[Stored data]

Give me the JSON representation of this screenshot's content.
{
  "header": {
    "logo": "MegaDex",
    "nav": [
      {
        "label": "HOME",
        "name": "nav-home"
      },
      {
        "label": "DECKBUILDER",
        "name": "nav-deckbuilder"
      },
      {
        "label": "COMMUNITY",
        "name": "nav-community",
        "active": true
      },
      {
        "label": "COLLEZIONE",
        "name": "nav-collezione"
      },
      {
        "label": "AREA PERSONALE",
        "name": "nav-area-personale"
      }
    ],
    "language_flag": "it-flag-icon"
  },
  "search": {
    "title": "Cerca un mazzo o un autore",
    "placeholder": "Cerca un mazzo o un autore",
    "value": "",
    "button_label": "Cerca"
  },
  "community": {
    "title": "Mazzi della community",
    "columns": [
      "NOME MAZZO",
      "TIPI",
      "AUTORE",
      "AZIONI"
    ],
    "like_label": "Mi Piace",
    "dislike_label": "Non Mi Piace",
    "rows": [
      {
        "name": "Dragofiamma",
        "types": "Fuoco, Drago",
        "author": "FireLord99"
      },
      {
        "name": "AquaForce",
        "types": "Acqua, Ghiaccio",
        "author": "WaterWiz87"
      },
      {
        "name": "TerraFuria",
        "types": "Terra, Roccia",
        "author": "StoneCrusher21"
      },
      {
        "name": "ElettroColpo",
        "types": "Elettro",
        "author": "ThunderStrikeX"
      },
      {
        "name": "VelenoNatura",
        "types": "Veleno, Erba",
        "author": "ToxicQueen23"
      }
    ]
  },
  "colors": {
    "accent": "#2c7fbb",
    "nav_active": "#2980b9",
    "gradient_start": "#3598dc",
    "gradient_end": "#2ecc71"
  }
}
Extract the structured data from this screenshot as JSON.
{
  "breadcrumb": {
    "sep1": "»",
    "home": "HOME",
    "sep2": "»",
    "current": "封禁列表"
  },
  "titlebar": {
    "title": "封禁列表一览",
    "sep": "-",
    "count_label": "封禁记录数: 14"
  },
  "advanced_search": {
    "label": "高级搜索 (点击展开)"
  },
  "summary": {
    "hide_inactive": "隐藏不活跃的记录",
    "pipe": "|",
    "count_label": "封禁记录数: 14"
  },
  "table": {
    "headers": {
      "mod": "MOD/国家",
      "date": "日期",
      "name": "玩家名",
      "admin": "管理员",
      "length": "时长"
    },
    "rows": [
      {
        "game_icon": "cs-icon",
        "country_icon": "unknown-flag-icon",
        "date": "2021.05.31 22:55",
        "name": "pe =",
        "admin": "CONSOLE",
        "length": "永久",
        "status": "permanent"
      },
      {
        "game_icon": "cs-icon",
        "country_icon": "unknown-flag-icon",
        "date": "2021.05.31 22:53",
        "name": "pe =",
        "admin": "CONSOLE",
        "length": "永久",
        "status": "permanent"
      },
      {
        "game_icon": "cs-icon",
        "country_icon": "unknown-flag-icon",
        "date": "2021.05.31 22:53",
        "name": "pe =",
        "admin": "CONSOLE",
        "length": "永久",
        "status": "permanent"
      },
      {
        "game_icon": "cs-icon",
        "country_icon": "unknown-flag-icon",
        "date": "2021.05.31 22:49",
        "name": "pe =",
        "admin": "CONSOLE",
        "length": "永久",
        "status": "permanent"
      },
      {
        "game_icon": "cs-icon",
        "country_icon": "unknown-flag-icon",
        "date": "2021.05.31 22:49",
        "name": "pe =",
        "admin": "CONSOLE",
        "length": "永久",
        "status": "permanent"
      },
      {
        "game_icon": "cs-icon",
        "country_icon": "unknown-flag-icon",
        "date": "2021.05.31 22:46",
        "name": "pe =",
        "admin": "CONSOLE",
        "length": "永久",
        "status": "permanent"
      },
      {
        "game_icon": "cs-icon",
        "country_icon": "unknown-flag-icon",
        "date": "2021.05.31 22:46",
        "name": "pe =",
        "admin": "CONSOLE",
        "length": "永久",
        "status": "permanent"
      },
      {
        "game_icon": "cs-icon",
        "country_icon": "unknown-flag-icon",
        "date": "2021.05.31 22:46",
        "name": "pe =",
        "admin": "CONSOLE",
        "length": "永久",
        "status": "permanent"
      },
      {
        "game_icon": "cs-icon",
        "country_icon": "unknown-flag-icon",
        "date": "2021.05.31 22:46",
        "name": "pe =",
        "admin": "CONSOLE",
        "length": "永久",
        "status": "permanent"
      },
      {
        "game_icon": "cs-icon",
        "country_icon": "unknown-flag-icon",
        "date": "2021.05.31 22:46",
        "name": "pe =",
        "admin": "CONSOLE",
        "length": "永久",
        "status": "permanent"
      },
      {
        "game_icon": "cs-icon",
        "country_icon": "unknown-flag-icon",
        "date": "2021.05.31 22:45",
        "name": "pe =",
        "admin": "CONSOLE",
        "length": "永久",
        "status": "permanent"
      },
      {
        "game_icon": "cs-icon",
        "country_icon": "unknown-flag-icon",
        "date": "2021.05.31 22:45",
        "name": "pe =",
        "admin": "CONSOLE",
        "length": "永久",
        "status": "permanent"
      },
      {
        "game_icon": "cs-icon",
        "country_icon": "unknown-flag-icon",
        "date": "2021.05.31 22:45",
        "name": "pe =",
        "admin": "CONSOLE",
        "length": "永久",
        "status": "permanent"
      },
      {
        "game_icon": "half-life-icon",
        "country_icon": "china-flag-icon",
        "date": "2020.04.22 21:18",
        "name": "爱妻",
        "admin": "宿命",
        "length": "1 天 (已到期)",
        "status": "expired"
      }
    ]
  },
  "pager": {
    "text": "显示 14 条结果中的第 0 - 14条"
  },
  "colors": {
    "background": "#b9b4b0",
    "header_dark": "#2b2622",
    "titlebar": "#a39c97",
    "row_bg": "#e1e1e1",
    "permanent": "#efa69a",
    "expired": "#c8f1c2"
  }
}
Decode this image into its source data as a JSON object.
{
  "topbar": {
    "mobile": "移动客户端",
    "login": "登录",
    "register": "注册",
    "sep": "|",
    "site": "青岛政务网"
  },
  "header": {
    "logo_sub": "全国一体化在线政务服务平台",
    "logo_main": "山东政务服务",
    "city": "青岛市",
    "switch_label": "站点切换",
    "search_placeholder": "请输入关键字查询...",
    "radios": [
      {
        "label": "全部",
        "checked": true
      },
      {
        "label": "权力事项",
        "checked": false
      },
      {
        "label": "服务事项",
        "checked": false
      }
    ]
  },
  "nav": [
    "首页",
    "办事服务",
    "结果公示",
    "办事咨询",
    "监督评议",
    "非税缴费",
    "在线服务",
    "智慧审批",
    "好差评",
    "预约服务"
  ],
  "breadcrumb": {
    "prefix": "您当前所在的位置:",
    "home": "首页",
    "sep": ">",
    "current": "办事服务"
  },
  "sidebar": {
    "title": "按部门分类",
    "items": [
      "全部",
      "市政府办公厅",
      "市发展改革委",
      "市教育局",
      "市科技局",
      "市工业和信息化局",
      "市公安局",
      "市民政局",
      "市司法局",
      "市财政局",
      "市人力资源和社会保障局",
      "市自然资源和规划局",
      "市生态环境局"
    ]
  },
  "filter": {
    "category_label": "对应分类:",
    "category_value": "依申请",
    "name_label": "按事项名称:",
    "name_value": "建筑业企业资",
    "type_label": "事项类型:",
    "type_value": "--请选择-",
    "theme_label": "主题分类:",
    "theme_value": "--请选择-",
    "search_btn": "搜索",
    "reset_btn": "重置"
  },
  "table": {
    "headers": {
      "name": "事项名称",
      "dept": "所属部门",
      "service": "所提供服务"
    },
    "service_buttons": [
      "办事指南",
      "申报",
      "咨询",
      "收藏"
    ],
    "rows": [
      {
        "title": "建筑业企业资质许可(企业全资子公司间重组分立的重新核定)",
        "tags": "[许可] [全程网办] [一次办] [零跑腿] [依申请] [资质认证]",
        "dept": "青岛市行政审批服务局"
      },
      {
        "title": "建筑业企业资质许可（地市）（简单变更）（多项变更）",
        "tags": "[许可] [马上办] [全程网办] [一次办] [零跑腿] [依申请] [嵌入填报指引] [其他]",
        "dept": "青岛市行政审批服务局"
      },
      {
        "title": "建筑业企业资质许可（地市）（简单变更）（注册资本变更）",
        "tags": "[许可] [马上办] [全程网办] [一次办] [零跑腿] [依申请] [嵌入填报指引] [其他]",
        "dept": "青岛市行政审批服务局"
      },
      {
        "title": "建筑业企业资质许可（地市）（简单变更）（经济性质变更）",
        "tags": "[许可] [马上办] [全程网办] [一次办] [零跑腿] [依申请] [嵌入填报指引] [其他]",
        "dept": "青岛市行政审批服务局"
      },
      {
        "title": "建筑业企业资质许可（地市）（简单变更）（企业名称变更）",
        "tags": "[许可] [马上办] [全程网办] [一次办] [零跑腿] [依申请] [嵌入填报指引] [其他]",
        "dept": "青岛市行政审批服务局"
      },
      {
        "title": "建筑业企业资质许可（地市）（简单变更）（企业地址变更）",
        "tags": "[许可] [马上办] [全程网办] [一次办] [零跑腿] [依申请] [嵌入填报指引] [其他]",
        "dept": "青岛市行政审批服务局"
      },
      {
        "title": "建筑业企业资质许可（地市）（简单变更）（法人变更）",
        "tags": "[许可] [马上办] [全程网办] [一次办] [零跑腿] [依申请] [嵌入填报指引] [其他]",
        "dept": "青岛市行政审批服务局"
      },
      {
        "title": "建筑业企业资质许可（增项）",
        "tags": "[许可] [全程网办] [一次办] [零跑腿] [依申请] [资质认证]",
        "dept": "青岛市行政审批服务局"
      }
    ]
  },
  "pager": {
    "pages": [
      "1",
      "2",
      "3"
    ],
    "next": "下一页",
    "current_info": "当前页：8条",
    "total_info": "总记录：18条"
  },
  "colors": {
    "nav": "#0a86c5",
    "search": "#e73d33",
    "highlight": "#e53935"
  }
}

**Written exercise**
Within the listing above, copy each line that has the string "Cerca".

**Expected output**
    "title": "Cerca un mazzo o un autore",
    "placeholder": "Cerca un mazzo o un autore",
    "button_label": "Cerca"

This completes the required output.